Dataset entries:
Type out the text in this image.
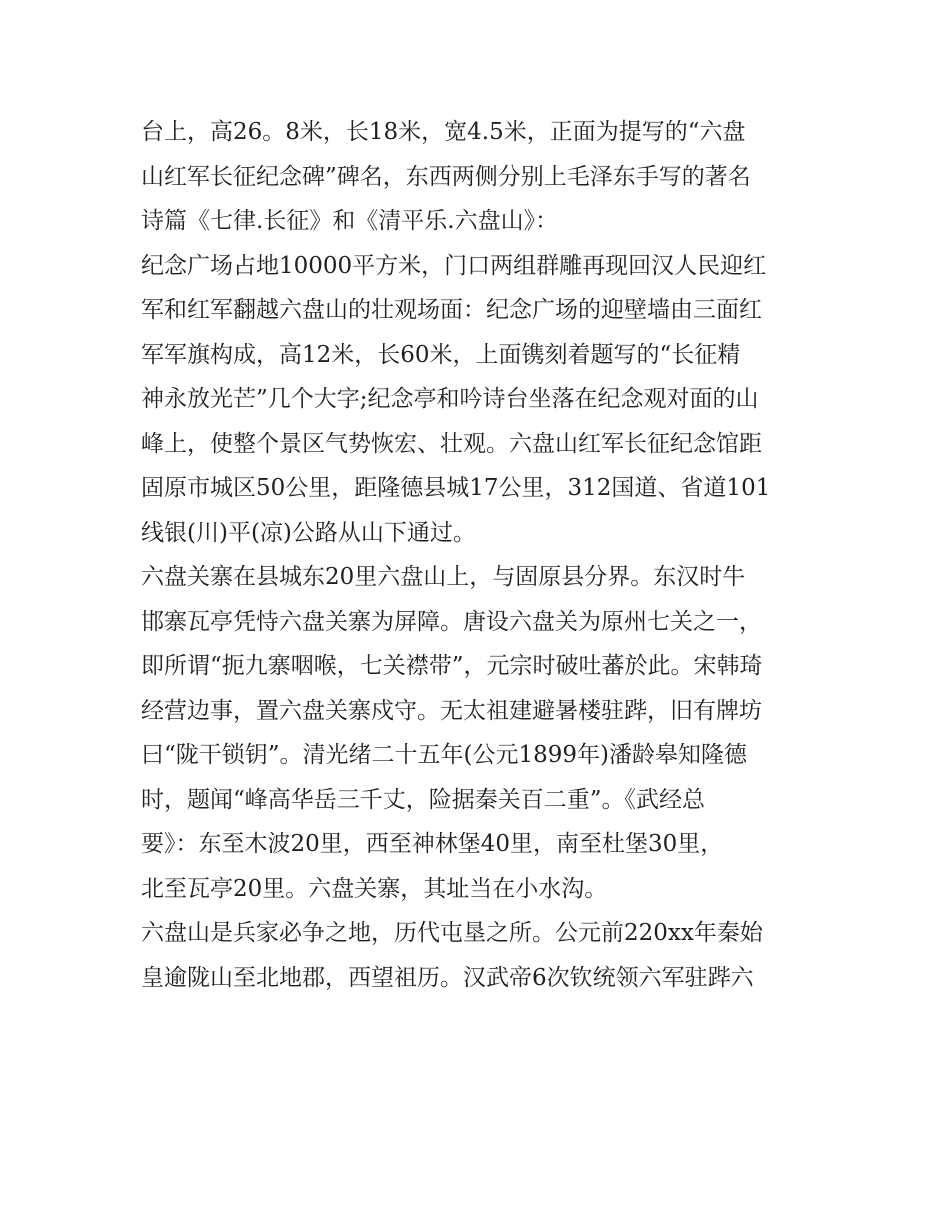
台上，高26。8米，长18米，宽4.5米，正面为提写的“六盘
山红军长征纪念碑”碑名，东西两侧分别上毛泽东手写的著名
诗篇《七律.长征》和《清平乐.六盘山》：
纪念广场占地10000平方米，门口两组群雕再现回汉人民迎红
军和红军翻越六盘山的壮观场面：纪念广场的迎壁墙由三面红
军军旗构成，高12米，长60米，上面镌刻着题写的“长征精
神永放光芒”几个大字;纪念亭和吟诗台坐落在纪念观对面的山
峰上，使整个景区气势恢宏、壮观。六盘山红军长征纪念馆距
固原市城区50公里，距隆德县城17公里，312国道、省道101
线银(川)平(凉)公路从山下通过。
六盘关寨在县城东20里六盘山上，与固原县分界。东汉时牛
邯寨瓦亭凭恃六盘关寨为屏障。唐设六盘关为原州七关之一，
即所谓“扼九寨咽喉，七关襟带”，元宗时破吐蕃於此。宋韩琦
经营边事，置六盘关寨戍守。无太祖建避暑楼驻跸，旧有牌坊
曰“陇干锁钥”。清光绪二十五年(公元1899年)潘龄皋知隆德
时，题闻“峰高华岳三千丈，险据秦关百二重”。《武经总
要》：东至木波20里，西至神林堡40里，南至杜堡30里，
北至瓦亭20里。六盘关寨，其址当在小水沟。
六盘山是兵家必争之地，历代屯垦之所。公元前220xx年秦始
皇逾陇山至北地郡，西望祖历。汉武帝6次钦统领六军驻跸六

#### To be done:
Copy the material exactly. Do not include the pictures.

#### Result for this task:
Type out the text in this image.
台上，高26。8米，长18米，宽4.5米，正面为提写的“六盘
山红军长征纪念碑”碑名，东西两侧分别上毛泽东手写的著名
诗篇《七律.长征》和《清平乐.六盘山》：
纪念广场占地10000平方米，门口两组群雕再现回汉人民迎红
军和红军翻越六盘山的壮观场面：纪念广场的迎壁墙由三面红
军军旗构成，高12米，长60米，上面镌刻着题写的“长征精
神永放光芒”几个大字;纪念亭和吟诗台坐落在纪念观对面的山
峰上，使整个景区气势恢宏、壮观。六盘山红军长征纪念馆距
固原市城区50公里，距隆德县城17公里，312国道、省道101
线银(川)平(凉)公路从山下通过。
六盘关寨在县城东20里六盘山上，与固原县分界。东汉时牛
邯寨瓦亭凭恃六盘关寨为屏障。唐设六盘关为原州七关之一，
即所谓“扼九寨咽喉，七关襟带”，元宗时破吐蕃於此。宋韩琦
经营边事，置六盘关寨戍守。无太祖建避暑楼驻跸，旧有牌坊
曰“陇干锁钥”。清光绪二十五年(公元1899年)潘龄皋知隆德
时，题闻“峰高华岳三千丈，险据秦关百二重”。《武经总
要》：东至木波20里，西至神林堡40里，南至杜堡30里，
北至瓦亭20里。六盘关寨，其址当在小水沟。
六盘山是兵家必争之地，历代屯垦之所。公元前220xx年秦始
皇逾陇山至北地郡，西望祖历。汉武帝6次钦统领六军驻跸六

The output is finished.